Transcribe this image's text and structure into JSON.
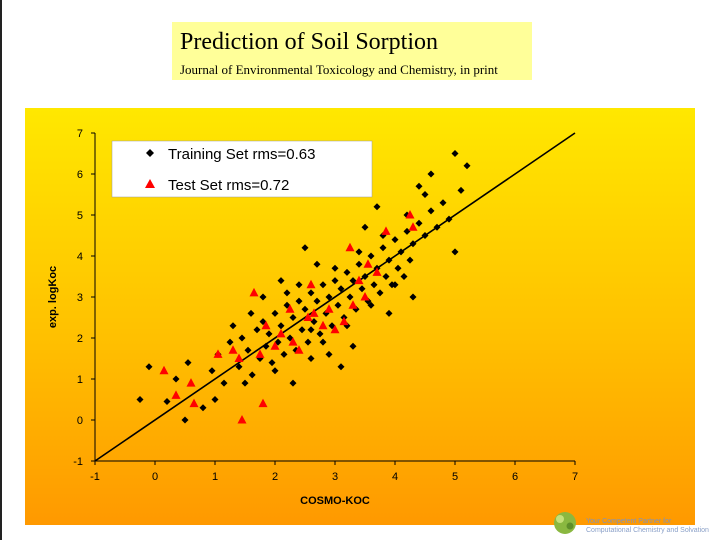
{
  "slide": {
    "title": "Prediction of Soil Sorption",
    "subtitle": "Journal of Environmental Toxicology and Chemistry, in print",
    "footer_line1": "Your Competent Partner for",
    "footer_line2": "Computational Chemistry and Solvation"
  },
  "colors": {
    "title_background": "#ffff99",
    "panel_gradient": [
      "#ffe800",
      "#ffc000",
      "#ff9900"
    ],
    "training_marker": "#000000",
    "test_marker": "#ff0000",
    "regression_line": "#000000"
  },
  "chart_data": {
    "type": "scatter",
    "title": "",
    "xlabel": "COSMO-KOC",
    "ylabel": "exp. logKoc",
    "xlim": [
      -1,
      7
    ],
    "ylim": [
      -1,
      7
    ],
    "xticks": [
      "-1",
      "0",
      "1",
      "2",
      "3",
      "4",
      "5",
      "6",
      "7"
    ],
    "yticks": [
      "-1",
      "0",
      "1",
      "2",
      "3",
      "4",
      "5",
      "6",
      "7"
    ],
    "grid": false,
    "legend_position": "top-left",
    "reference_line": {
      "from": [
        -1,
        -1
      ],
      "to": [
        7,
        7
      ]
    },
    "series": [
      {
        "name": "Training Set rms=0.63",
        "marker": "diamond",
        "x": [
          -0.25,
          -0.1,
          0.2,
          0.35,
          0.55,
          0.95,
          1.05,
          1.15,
          1.25,
          1.4,
          1.45,
          1.55,
          1.62,
          1.7,
          1.75,
          1.8,
          1.85,
          1.9,
          1.95,
          2.0,
          2.05,
          2.1,
          2.15,
          2.2,
          2.25,
          2.3,
          2.35,
          2.4,
          2.45,
          2.5,
          2.55,
          2.6,
          2.65,
          2.7,
          2.75,
          2.8,
          2.85,
          2.9,
          2.95,
          3.0,
          3.05,
          3.1,
          3.15,
          3.2,
          3.25,
          3.3,
          3.35,
          3.4,
          3.45,
          3.5,
          3.55,
          3.6,
          3.65,
          3.7,
          3.75,
          3.8,
          3.85,
          3.9,
          3.95,
          4.0,
          4.05,
          4.1,
          4.15,
          4.2,
          4.25,
          4.3,
          4.4,
          4.5,
          4.6,
          4.7,
          4.8,
          4.9,
          5.0,
          5.1,
          5.2,
          1.3,
          1.6,
          2.0,
          2.2,
          2.4,
          2.6,
          2.8,
          3.0,
          3.2,
          3.4,
          3.6,
          3.8,
          4.0,
          4.2,
          4.4,
          4.6,
          1.0,
          1.5,
          2.1,
          2.7,
          3.3,
          3.9,
          4.5,
          5.0,
          0.5,
          0.8,
          2.5,
          2.9,
          3.5,
          4.3,
          2.3,
          1.8,
          2.6,
          3.1,
          3.7
        ],
        "y": [
          0.5,
          1.3,
          0.45,
          1.0,
          1.4,
          1.2,
          1.6,
          0.9,
          1.9,
          1.3,
          2.0,
          1.7,
          1.1,
          2.2,
          1.5,
          2.4,
          1.8,
          2.1,
          1.4,
          2.6,
          1.9,
          2.3,
          1.6,
          2.8,
          2.0,
          2.5,
          1.7,
          2.9,
          2.2,
          2.7,
          1.9,
          3.1,
          2.4,
          2.9,
          2.1,
          3.3,
          2.6,
          3.0,
          2.3,
          3.4,
          2.8,
          3.2,
          2.5,
          3.6,
          3.0,
          3.4,
          2.7,
          3.8,
          3.2,
          3.5,
          2.9,
          4.0,
          3.3,
          3.7,
          3.1,
          4.2,
          3.5,
          3.9,
          3.3,
          4.4,
          3.7,
          4.1,
          3.5,
          4.6,
          3.9,
          4.3,
          4.8,
          4.5,
          5.1,
          4.7,
          5.3,
          4.9,
          6.5,
          5.6,
          6.2,
          2.3,
          2.6,
          1.2,
          3.1,
          3.3,
          1.5,
          1.9,
          3.7,
          2.3,
          4.1,
          2.8,
          4.5,
          3.3,
          5.0,
          5.7,
          6.0,
          0.5,
          0.9,
          3.4,
          3.8,
          1.8,
          2.6,
          5.5,
          4.1,
          0.0,
          0.3,
          4.2,
          1.6,
          4.7,
          3.0,
          0.9,
          3.0,
          2.2,
          1.3,
          5.2
        ]
      },
      {
        "name": "Test Set rms=0.72",
        "marker": "triangle",
        "x": [
          0.15,
          0.35,
          0.65,
          1.05,
          1.3,
          1.45,
          1.65,
          1.8,
          1.85,
          2.0,
          2.1,
          2.25,
          2.4,
          2.55,
          2.65,
          2.8,
          2.9,
          3.0,
          3.15,
          3.25,
          3.4,
          3.55,
          3.7,
          3.85,
          4.25,
          4.3,
          0.6,
          1.4,
          1.75,
          2.3,
          2.6,
          3.3,
          3.5
        ],
        "y": [
          1.2,
          0.6,
          0.4,
          1.6,
          1.7,
          0.0,
          3.1,
          0.4,
          2.3,
          1.8,
          2.1,
          2.7,
          1.7,
          2.5,
          2.6,
          2.3,
          2.7,
          2.2,
          2.4,
          4.2,
          3.4,
          3.8,
          3.6,
          4.6,
          5.0,
          4.7,
          0.9,
          1.5,
          1.6,
          1.9,
          3.3,
          2.8,
          3.0
        ]
      }
    ]
  }
}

#### WHAT THIS TASK INVOLVES
Keep the pictures out of the copy and write out the data exactly as it stands.

#### FINISHED EXERCISE
Transcribe this image's text and structure into JSON.
{
  "slide": {
    "title": "Prediction of Soil Sorption",
    "subtitle": "Journal of Environmental Toxicology and Chemistry, in print",
    "footer_line1": "Your Competent Partner for",
    "footer_line2": "Computational Chemistry and Solvation"
  },
  "colors": {
    "title_background": "#ffff99",
    "panel_gradient": [
      "#ffe800",
      "#ffc000",
      "#ff9900"
    ],
    "training_marker": "#000000",
    "test_marker": "#ff0000",
    "regression_line": "#000000"
  },
  "chart_data": {
    "type": "scatter",
    "title": "",
    "xlabel": "COSMO-KOC",
    "ylabel": "exp. logKoc",
    "xlim": [
      -1,
      7
    ],
    "ylim": [
      -1,
      7
    ],
    "xticks": [
      "-1",
      "0",
      "1",
      "2",
      "3",
      "4",
      "5",
      "6",
      "7"
    ],
    "yticks": [
      "-1",
      "0",
      "1",
      "2",
      "3",
      "4",
      "5",
      "6",
      "7"
    ],
    "grid": false,
    "legend_position": "top-left",
    "reference_line": {
      "from": [
        -1,
        -1
      ],
      "to": [
        7,
        7
      ]
    },
    "series": [
      {
        "name": "Training Set rms=0.63",
        "marker": "diamond",
        "x": [
          -0.25,
          -0.1,
          0.2,
          0.35,
          0.55,
          0.95,
          1.05,
          1.15,
          1.25,
          1.4,
          1.45,
          1.55,
          1.62,
          1.7,
          1.75,
          1.8,
          1.85,
          1.9,
          1.95,
          2.0,
          2.05,
          2.1,
          2.15,
          2.2,
          2.25,
          2.3,
          2.35,
          2.4,
          2.45,
          2.5,
          2.55,
          2.6,
          2.65,
          2.7,
          2.75,
          2.8,
          2.85,
          2.9,
          2.95,
          3.0,
          3.05,
          3.1,
          3.15,
          3.2,
          3.25,
          3.3,
          3.35,
          3.4,
          3.45,
          3.5,
          3.55,
          3.6,
          3.65,
          3.7,
          3.75,
          3.8,
          3.85,
          3.9,
          3.95,
          4.0,
          4.05,
          4.1,
          4.15,
          4.2,
          4.25,
          4.3,
          4.4,
          4.5,
          4.6,
          4.7,
          4.8,
          4.9,
          5.0,
          5.1,
          5.2,
          1.3,
          1.6,
          2.0,
          2.2,
          2.4,
          2.6,
          2.8,
          3.0,
          3.2,
          3.4,
          3.6,
          3.8,
          4.0,
          4.2,
          4.4,
          4.6,
          1.0,
          1.5,
          2.1,
          2.7,
          3.3,
          3.9,
          4.5,
          5.0,
          0.5,
          0.8,
          2.5,
          2.9,
          3.5,
          4.3,
          2.3,
          1.8,
          2.6,
          3.1,
          3.7
        ],
        "y": [
          0.5,
          1.3,
          0.45,
          1.0,
          1.4,
          1.2,
          1.6,
          0.9,
          1.9,
          1.3,
          2.0,
          1.7,
          1.1,
          2.2,
          1.5,
          2.4,
          1.8,
          2.1,
          1.4,
          2.6,
          1.9,
          2.3,
          1.6,
          2.8,
          2.0,
          2.5,
          1.7,
          2.9,
          2.2,
          2.7,
          1.9,
          3.1,
          2.4,
          2.9,
          2.1,
          3.3,
          2.6,
          3.0,
          2.3,
          3.4,
          2.8,
          3.2,
          2.5,
          3.6,
          3.0,
          3.4,
          2.7,
          3.8,
          3.2,
          3.5,
          2.9,
          4.0,
          3.3,
          3.7,
          3.1,
          4.2,
          3.5,
          3.9,
          3.3,
          4.4,
          3.7,
          4.1,
          3.5,
          4.6,
          3.9,
          4.3,
          4.8,
          4.5,
          5.1,
          4.7,
          5.3,
          4.9,
          6.5,
          5.6,
          6.2,
          2.3,
          2.6,
          1.2,
          3.1,
          3.3,
          1.5,
          1.9,
          3.7,
          2.3,
          4.1,
          2.8,
          4.5,
          3.3,
          5.0,
          5.7,
          6.0,
          0.5,
          0.9,
          3.4,
          3.8,
          1.8,
          2.6,
          5.5,
          4.1,
          0.0,
          0.3,
          4.2,
          1.6,
          4.7,
          3.0,
          0.9,
          3.0,
          2.2,
          1.3,
          5.2
        ]
      },
      {
        "name": "Test Set rms=0.72",
        "marker": "triangle",
        "x": [
          0.15,
          0.35,
          0.65,
          1.05,
          1.3,
          1.45,
          1.65,
          1.8,
          1.85,
          2.0,
          2.1,
          2.25,
          2.4,
          2.55,
          2.65,
          2.8,
          2.9,
          3.0,
          3.15,
          3.25,
          3.4,
          3.55,
          3.7,
          3.85,
          4.25,
          4.3,
          0.6,
          1.4,
          1.75,
          2.3,
          2.6,
          3.3,
          3.5
        ],
        "y": [
          1.2,
          0.6,
          0.4,
          1.6,
          1.7,
          0.0,
          3.1,
          0.4,
          2.3,
          1.8,
          2.1,
          2.7,
          1.7,
          2.5,
          2.6,
          2.3,
          2.7,
          2.2,
          2.4,
          4.2,
          3.4,
          3.8,
          3.6,
          4.6,
          5.0,
          4.7,
          0.9,
          1.5,
          1.6,
          1.9,
          3.3,
          2.8,
          3.0
        ]
      }
    ]
  }
}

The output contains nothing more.